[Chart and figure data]
------------
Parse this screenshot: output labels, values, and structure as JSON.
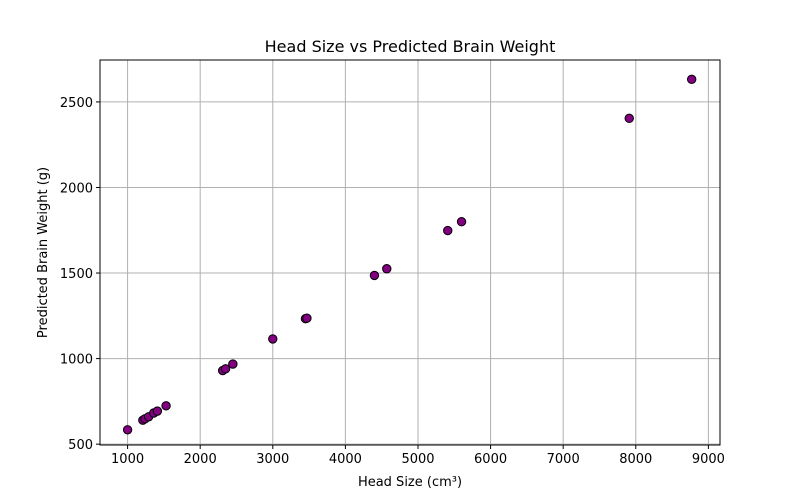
{
  "chart_data": {
    "type": "scatter",
    "title": "Head Size vs Predicted Brain Weight",
    "xlabel": "Head Size (cm³)",
    "ylabel": "Predicted Brain Weight (g)",
    "xlim": [
      620,
      9160
    ],
    "ylim": [
      495,
      2745
    ],
    "xticks": [
      1000,
      2000,
      3000,
      4000,
      5000,
      6000,
      7000,
      8000,
      9000
    ],
    "yticks": [
      500,
      1000,
      1500,
      2000,
      2500
    ],
    "grid": true,
    "marker_color": "#800080",
    "marker_edge": "#000000",
    "points": [
      {
        "x": 1000,
        "y": 584
      },
      {
        "x": 1210,
        "y": 640
      },
      {
        "x": 1240,
        "y": 648
      },
      {
        "x": 1290,
        "y": 660
      },
      {
        "x": 1360,
        "y": 682
      },
      {
        "x": 1410,
        "y": 693
      },
      {
        "x": 1530,
        "y": 724
      },
      {
        "x": 2310,
        "y": 930
      },
      {
        "x": 2350,
        "y": 940
      },
      {
        "x": 2450,
        "y": 968
      },
      {
        "x": 3000,
        "y": 1115
      },
      {
        "x": 3450,
        "y": 1233
      },
      {
        "x": 3470,
        "y": 1236
      },
      {
        "x": 4400,
        "y": 1486
      },
      {
        "x": 4570,
        "y": 1525
      },
      {
        "x": 5410,
        "y": 1748
      },
      {
        "x": 5600,
        "y": 1800
      },
      {
        "x": 7910,
        "y": 2404
      },
      {
        "x": 8770,
        "y": 2632
      }
    ]
  }
}
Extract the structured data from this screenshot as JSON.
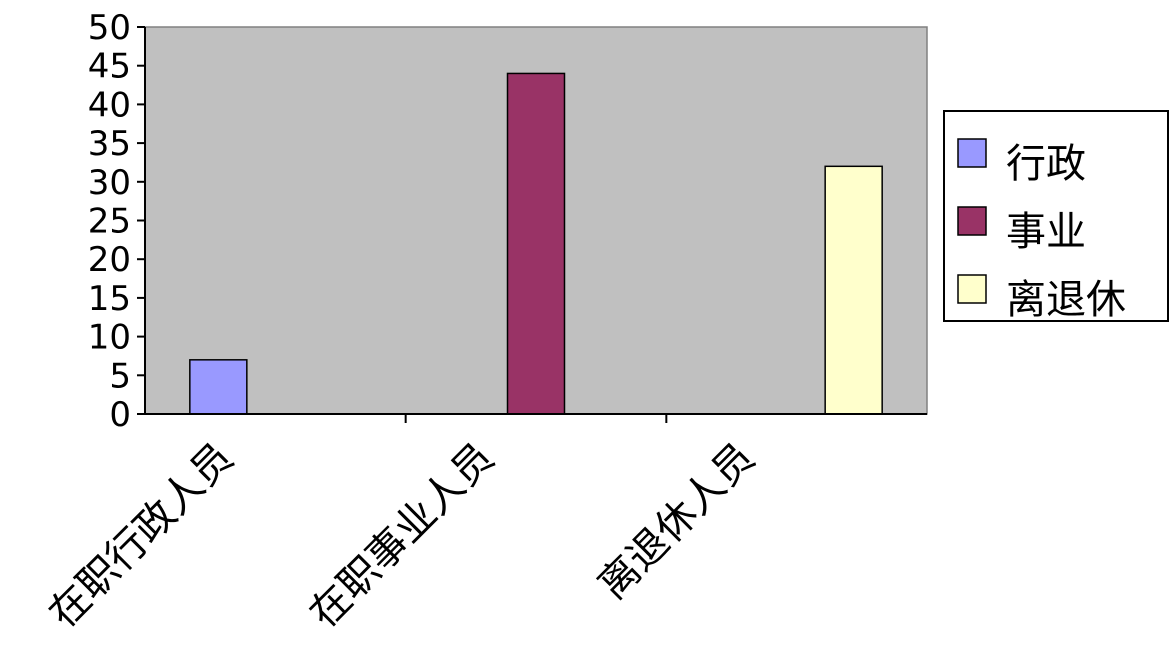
{
  "chart_data": {
    "type": "bar",
    "categories": [
      "在职行政人员",
      "在职事业人员",
      "离退休人员"
    ],
    "series": [
      {
        "name": "行政",
        "values": [
          7,
          0,
          0
        ],
        "color": "#9999ff"
      },
      {
        "name": "事业",
        "values": [
          0,
          44,
          0
        ],
        "color": "#993366"
      },
      {
        "name": "离退休",
        "values": [
          0,
          0,
          32
        ],
        "color": "#ffffcc"
      }
    ],
    "y_ticks": [
      "0",
      "5",
      "10",
      "15",
      "20",
      "25",
      "30",
      "35",
      "40",
      "45",
      "50"
    ],
    "ylim": [
      0,
      50
    ],
    "grid": false,
    "plot_background": "#c0c0c0",
    "legend_position": "right"
  }
}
------------
→ Exercise requirements
Working from the material above, transcribe it exactly while omitting pictures.

→ Task output
Parse this screenshot: output labels, values, and structure as JSON.
{
  "chart_data": {
    "type": "scatter",
    "title": "Head Size vs Predicted Brain Weight",
    "xlabel": "Head Size (cm³)",
    "ylabel": "Predicted Brain Weight (g)",
    "xlim": [
      620,
      9160
    ],
    "ylim": [
      495,
      2745
    ],
    "xticks": [
      1000,
      2000,
      3000,
      4000,
      5000,
      6000,
      7000,
      8000,
      9000
    ],
    "yticks": [
      500,
      1000,
      1500,
      2000,
      2500
    ],
    "grid": true,
    "marker_color": "#800080",
    "marker_edge": "#000000",
    "points": [
      {
        "x": 1000,
        "y": 584
      },
      {
        "x": 1210,
        "y": 640
      },
      {
        "x": 1240,
        "y": 648
      },
      {
        "x": 1290,
        "y": 660
      },
      {
        "x": 1360,
        "y": 682
      },
      {
        "x": 1410,
        "y": 693
      },
      {
        "x": 1530,
        "y": 724
      },
      {
        "x": 2310,
        "y": 930
      },
      {
        "x": 2350,
        "y": 940
      },
      {
        "x": 2450,
        "y": 968
      },
      {
        "x": 3000,
        "y": 1115
      },
      {
        "x": 3450,
        "y": 1233
      },
      {
        "x": 3470,
        "y": 1236
      },
      {
        "x": 4400,
        "y": 1486
      },
      {
        "x": 4570,
        "y": 1525
      },
      {
        "x": 5410,
        "y": 1748
      },
      {
        "x": 5600,
        "y": 1800
      },
      {
        "x": 7910,
        "y": 2404
      },
      {
        "x": 8770,
        "y": 2632
      }
    ]
  }
}
Extract the structured data from this screenshot as JSON.
{
  "chart_data": {
    "type": "bar",
    "categories": [
      "在职行政人员",
      "在职事业人员",
      "离退休人员"
    ],
    "series": [
      {
        "name": "行政",
        "values": [
          7,
          0,
          0
        ],
        "color": "#9999ff"
      },
      {
        "name": "事业",
        "values": [
          0,
          44,
          0
        ],
        "color": "#993366"
      },
      {
        "name": "离退休",
        "values": [
          0,
          0,
          32
        ],
        "color": "#ffffcc"
      }
    ],
    "y_ticks": [
      "0",
      "5",
      "10",
      "15",
      "20",
      "25",
      "30",
      "35",
      "40",
      "45",
      "50"
    ],
    "ylim": [
      0,
      50
    ],
    "grid": false,
    "plot_background": "#c0c0c0",
    "legend_position": "right"
  }
}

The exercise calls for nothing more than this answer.